Every entry must be repeated exactly. Exclude all pictures.

+ + + +

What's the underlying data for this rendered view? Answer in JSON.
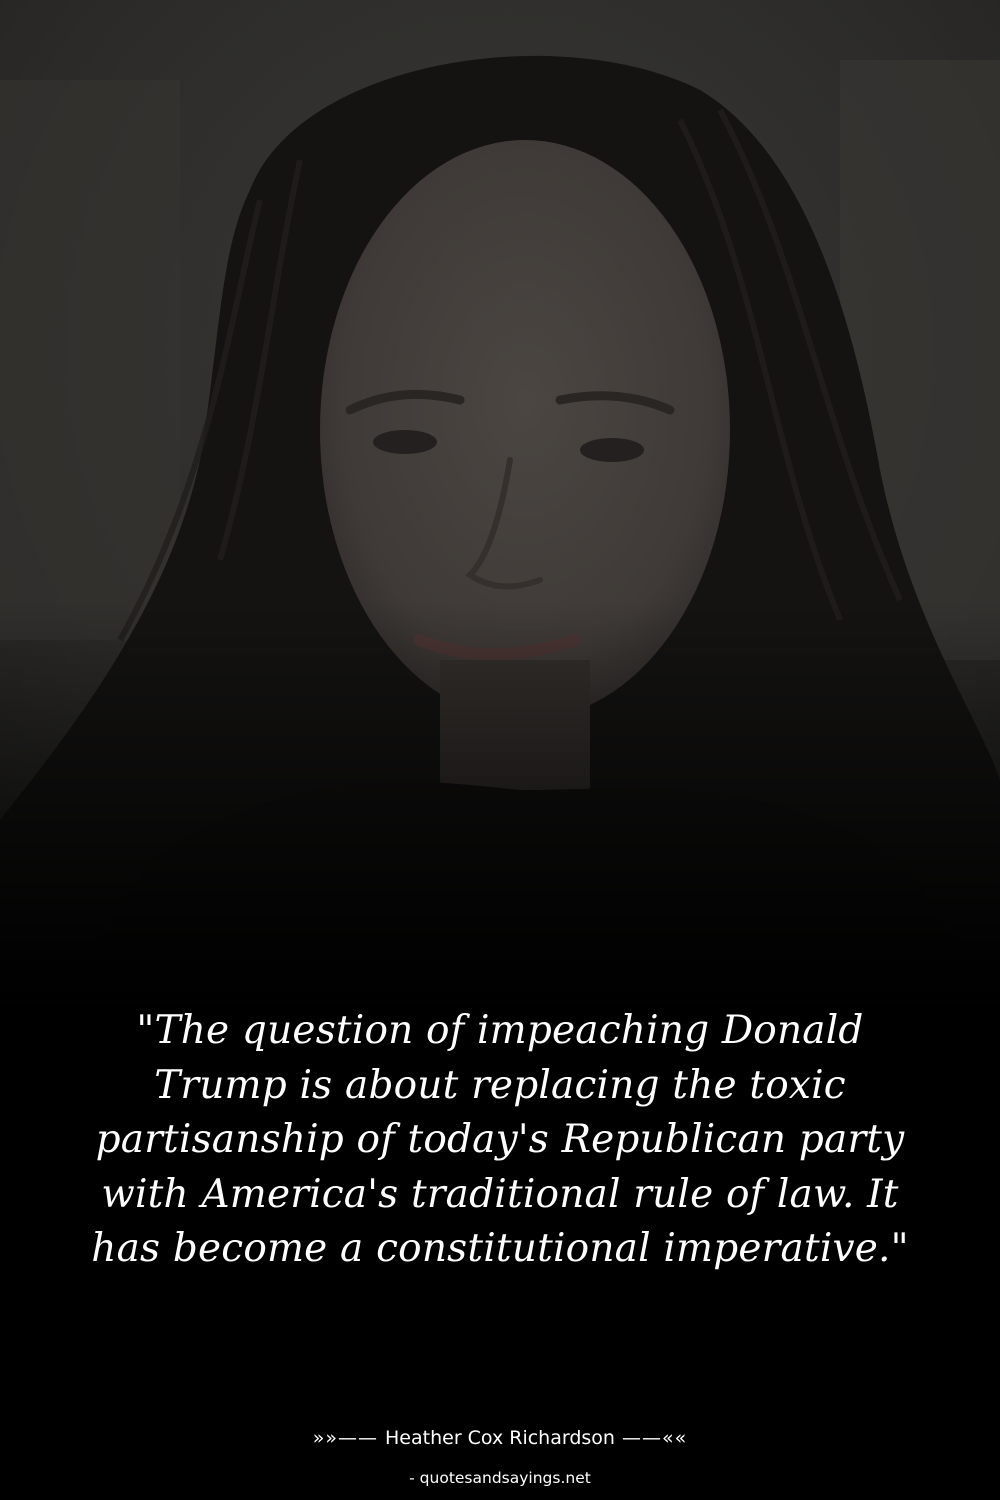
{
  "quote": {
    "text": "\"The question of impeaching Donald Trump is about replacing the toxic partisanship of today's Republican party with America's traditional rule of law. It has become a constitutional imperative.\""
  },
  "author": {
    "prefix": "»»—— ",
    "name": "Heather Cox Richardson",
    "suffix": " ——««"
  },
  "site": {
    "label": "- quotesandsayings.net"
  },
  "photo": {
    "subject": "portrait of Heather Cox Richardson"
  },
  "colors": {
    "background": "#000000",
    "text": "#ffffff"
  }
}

+ + + +

ANSWER TO THE PROBLEM:
What's the underlying data for this rendered view? Answer in JSON.
{
  "quote": {
    "text": "\"The question of impeaching Donald Trump is about replacing the toxic partisanship of today's Republican party with America's traditional rule of law. It has become a constitutional imperative.\""
  },
  "author": {
    "prefix": "»»—— ",
    "name": "Heather Cox Richardson",
    "suffix": " ——««"
  },
  "site": {
    "label": "- quotesandsayings.net"
  },
  "photo": {
    "subject": "portrait of Heather Cox Richardson"
  },
  "colors": {
    "background": "#000000",
    "text": "#ffffff"
  }
}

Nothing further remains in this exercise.